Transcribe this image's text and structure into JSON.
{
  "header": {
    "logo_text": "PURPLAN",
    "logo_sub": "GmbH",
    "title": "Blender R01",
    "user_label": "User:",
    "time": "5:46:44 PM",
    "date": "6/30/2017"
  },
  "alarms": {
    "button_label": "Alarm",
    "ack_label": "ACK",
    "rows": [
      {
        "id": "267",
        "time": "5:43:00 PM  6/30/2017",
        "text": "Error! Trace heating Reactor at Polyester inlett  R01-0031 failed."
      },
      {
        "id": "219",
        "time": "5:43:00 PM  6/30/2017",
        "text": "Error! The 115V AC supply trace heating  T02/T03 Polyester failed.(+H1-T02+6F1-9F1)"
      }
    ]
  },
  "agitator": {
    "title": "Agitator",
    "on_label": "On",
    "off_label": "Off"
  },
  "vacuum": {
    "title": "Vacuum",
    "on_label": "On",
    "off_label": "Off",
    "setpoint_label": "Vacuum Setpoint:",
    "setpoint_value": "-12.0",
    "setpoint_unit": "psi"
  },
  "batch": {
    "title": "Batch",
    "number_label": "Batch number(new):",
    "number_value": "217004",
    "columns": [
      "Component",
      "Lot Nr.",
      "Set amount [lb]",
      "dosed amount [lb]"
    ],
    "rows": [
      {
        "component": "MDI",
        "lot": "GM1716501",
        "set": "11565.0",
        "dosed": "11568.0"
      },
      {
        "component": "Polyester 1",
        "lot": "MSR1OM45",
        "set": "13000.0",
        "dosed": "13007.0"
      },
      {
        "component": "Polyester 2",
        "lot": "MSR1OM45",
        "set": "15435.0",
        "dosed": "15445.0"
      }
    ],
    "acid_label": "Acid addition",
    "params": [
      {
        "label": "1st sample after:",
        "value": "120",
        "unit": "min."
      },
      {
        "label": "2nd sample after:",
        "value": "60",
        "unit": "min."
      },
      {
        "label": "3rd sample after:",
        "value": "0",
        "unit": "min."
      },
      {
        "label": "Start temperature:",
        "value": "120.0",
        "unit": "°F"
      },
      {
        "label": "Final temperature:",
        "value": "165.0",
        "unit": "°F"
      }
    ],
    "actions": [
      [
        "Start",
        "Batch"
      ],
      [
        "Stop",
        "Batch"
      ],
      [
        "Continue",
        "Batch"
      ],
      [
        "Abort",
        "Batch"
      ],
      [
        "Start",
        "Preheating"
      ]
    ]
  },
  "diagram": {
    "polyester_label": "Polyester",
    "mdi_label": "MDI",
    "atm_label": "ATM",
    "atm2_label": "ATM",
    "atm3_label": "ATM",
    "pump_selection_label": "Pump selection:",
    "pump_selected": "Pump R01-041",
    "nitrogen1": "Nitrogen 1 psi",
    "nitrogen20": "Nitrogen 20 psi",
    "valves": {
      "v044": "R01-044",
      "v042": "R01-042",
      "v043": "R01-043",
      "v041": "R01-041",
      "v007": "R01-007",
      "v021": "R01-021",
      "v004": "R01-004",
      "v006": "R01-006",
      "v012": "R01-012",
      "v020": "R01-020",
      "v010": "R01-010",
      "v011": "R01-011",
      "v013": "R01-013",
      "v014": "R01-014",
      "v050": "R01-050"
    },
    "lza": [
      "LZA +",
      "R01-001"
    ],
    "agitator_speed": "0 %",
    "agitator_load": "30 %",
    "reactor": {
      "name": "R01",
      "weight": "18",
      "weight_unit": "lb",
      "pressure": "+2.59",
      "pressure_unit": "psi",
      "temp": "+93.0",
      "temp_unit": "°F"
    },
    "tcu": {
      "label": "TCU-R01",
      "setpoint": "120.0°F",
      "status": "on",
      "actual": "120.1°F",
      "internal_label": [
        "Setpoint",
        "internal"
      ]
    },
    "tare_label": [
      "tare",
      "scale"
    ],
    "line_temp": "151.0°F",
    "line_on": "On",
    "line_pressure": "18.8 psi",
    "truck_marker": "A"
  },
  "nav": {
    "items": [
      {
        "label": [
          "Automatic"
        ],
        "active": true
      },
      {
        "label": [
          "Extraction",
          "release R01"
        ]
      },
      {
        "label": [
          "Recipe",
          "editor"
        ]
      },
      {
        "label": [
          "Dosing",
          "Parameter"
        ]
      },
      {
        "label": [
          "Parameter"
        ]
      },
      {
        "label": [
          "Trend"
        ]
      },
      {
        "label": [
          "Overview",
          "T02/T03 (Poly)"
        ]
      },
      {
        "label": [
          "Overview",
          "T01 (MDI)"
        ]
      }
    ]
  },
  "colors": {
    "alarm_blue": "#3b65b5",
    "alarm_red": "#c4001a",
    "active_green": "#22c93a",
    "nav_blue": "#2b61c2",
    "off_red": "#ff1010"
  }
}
***
- [Exercise]: Tally up the lines in the records that contain the word "Error" and give only the total.

- [Problem solution]: 2